Locate the lines that hold the string "this". Copy every such line.

* * * * * * * * *

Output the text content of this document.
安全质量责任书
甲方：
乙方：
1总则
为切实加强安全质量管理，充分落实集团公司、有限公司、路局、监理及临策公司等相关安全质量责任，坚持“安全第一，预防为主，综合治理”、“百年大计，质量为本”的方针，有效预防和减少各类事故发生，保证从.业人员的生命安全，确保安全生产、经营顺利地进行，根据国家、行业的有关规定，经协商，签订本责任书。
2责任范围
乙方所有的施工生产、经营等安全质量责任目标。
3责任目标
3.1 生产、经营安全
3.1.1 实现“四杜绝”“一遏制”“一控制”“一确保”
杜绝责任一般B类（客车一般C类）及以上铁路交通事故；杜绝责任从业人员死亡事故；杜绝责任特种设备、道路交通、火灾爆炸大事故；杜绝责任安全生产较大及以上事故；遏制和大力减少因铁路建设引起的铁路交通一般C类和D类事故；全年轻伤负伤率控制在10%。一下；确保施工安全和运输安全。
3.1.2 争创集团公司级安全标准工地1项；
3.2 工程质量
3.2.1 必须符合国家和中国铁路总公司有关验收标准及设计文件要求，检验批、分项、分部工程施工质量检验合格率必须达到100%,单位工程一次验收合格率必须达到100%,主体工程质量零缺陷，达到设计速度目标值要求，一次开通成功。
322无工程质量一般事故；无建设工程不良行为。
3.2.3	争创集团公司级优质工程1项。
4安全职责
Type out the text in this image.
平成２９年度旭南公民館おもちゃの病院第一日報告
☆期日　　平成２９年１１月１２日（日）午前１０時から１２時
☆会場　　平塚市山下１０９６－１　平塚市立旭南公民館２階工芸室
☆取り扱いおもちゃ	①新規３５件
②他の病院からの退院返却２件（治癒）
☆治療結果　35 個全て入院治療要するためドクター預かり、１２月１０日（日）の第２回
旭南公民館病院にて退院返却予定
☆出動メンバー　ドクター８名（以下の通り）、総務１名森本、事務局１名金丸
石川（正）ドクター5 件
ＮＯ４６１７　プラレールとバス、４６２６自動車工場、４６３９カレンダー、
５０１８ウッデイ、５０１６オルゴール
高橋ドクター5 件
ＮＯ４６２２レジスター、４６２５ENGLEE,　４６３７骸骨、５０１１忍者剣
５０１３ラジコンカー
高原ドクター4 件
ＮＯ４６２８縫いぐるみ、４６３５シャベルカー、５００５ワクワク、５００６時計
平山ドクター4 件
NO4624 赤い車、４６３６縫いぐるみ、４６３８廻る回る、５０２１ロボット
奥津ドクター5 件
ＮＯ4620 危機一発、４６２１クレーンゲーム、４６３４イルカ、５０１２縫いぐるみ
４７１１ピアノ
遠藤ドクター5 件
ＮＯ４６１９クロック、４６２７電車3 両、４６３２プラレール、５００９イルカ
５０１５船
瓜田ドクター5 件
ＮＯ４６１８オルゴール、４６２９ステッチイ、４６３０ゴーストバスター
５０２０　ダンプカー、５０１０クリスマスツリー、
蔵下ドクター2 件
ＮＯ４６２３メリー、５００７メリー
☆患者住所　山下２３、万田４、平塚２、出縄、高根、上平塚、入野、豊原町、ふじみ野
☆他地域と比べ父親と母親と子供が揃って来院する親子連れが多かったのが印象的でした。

* * * * * * * * *

_FINAL ANSWER_
Output the text content of this document.
Type out the text in this image.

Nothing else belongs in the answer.